***** DATA PROVIDED *****

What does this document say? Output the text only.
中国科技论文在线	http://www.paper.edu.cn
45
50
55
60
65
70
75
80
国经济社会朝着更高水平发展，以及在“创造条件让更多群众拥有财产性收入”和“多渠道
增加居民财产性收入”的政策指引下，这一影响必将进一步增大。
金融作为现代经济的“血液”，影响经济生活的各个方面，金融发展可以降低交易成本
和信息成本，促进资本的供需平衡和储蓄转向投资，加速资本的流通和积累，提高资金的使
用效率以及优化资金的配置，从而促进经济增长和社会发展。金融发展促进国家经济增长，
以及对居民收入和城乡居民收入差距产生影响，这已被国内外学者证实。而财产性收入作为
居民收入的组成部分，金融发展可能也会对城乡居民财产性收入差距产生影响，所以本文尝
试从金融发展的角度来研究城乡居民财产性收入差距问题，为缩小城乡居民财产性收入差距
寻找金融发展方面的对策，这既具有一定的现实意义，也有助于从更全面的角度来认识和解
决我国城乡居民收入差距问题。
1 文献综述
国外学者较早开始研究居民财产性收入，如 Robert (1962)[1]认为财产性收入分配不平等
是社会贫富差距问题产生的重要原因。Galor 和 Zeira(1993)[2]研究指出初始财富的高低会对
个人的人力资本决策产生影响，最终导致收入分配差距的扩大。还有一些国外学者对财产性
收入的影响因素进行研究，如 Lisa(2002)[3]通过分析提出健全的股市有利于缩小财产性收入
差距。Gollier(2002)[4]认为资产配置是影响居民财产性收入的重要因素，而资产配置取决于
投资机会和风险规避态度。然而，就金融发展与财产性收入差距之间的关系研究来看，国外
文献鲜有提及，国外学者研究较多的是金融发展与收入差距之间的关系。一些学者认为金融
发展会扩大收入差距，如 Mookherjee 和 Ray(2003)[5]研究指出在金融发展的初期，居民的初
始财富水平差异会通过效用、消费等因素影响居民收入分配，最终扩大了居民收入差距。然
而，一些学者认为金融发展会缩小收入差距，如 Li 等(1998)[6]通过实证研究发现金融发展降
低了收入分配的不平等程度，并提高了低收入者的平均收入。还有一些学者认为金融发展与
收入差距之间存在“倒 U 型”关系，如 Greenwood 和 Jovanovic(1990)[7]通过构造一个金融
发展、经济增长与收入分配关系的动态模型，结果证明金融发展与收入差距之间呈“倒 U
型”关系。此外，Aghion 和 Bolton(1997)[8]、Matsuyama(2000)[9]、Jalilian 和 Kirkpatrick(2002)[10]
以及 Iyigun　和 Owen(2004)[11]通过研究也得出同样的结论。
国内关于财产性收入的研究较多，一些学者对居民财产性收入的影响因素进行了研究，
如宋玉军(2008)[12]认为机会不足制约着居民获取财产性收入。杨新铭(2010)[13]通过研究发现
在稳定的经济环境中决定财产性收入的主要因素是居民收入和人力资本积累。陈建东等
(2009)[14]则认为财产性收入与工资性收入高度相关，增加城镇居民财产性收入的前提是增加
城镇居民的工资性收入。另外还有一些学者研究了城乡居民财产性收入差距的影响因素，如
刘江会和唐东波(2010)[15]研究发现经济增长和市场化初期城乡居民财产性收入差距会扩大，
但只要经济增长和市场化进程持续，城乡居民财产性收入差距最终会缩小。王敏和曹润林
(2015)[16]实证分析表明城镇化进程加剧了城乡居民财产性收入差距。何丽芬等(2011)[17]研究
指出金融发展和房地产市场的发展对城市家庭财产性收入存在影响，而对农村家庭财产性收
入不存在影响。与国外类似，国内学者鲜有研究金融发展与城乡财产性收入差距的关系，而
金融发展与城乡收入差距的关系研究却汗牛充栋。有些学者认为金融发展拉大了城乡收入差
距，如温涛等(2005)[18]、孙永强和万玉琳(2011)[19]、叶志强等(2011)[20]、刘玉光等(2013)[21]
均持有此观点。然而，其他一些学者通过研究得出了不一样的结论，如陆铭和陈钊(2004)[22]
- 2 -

*****
***** DATA PROVIDED *****

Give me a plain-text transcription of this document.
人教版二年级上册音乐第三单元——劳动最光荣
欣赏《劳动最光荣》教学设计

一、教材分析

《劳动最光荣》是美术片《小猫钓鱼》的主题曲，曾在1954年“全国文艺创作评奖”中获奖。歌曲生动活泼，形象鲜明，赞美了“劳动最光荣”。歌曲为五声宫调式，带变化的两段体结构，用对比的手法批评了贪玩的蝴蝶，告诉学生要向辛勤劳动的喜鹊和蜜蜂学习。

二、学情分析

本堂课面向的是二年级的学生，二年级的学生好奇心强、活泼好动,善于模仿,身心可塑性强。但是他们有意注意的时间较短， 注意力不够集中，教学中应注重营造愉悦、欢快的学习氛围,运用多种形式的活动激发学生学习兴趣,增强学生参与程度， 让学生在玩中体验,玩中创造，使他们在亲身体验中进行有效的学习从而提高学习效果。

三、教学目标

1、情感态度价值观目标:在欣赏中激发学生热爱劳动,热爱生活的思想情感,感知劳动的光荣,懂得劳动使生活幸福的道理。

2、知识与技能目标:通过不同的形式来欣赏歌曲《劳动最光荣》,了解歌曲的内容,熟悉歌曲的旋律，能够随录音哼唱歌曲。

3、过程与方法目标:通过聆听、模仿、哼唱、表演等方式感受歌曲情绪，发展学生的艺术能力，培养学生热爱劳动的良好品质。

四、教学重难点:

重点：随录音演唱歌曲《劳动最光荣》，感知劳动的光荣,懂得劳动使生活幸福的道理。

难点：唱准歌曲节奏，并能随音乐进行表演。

*****
***** DATA PROVIDED *****

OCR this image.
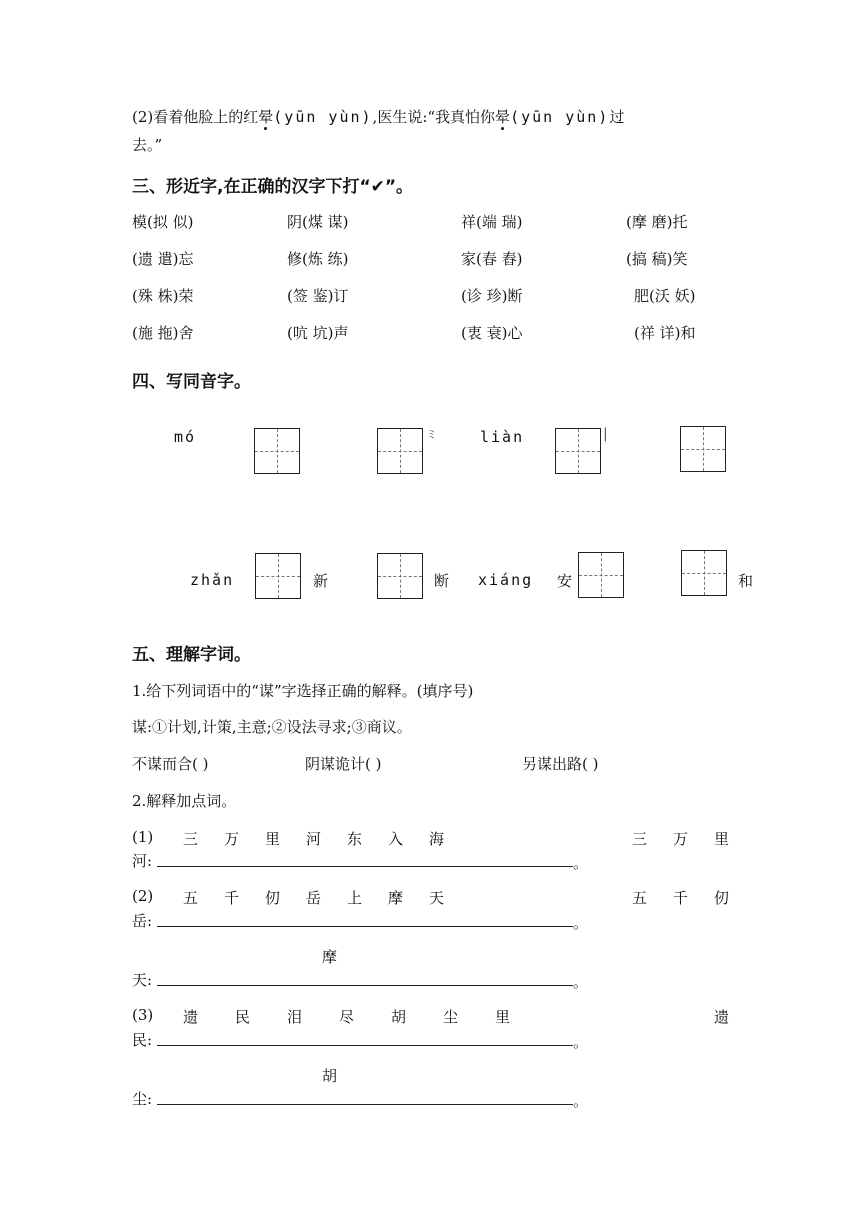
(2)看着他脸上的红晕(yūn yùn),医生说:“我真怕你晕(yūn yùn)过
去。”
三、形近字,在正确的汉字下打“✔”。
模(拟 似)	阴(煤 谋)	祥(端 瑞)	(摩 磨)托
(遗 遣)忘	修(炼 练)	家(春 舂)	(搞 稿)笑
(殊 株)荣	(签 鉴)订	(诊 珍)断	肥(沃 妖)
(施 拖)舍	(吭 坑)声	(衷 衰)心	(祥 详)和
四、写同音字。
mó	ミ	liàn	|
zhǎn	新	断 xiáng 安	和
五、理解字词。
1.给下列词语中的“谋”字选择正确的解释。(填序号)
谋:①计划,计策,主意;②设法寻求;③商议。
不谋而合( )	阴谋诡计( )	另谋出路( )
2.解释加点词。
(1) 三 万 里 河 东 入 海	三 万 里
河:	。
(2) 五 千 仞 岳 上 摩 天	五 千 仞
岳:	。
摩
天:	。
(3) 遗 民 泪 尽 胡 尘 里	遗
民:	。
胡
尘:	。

*****

§ STATED TASK
Pick out each line that holds the string "劳动最光荣".

§ PROBLEM SOLUTION
人教版二年级上册音乐第三单元——劳动最光荣
欣赏《劳动最光荣》教学设计
《劳动最光荣》是美术片《小猫钓鱼》的主题曲，曾在1954年“全国文艺创作评奖”中获奖。歌曲生动活泼，形象鲜明，赞美了“劳动最光荣”。歌曲为五声宫调式，带变化的两段体结构，用对比的手法批评了贪玩的蝴蝶，告诉学生要向辛勤劳动的喜鹊和蜜蜂学习。
2、知识与技能目标:通过不同的形式来欣赏歌曲《劳动最光荣》,了解歌曲的内容,熟悉歌曲的旋律，能够随录音哼唱歌曲。
重点：随录音演唱歌曲《劳动最光荣》，感知劳动的光荣,懂得劳动使生活幸福的道理。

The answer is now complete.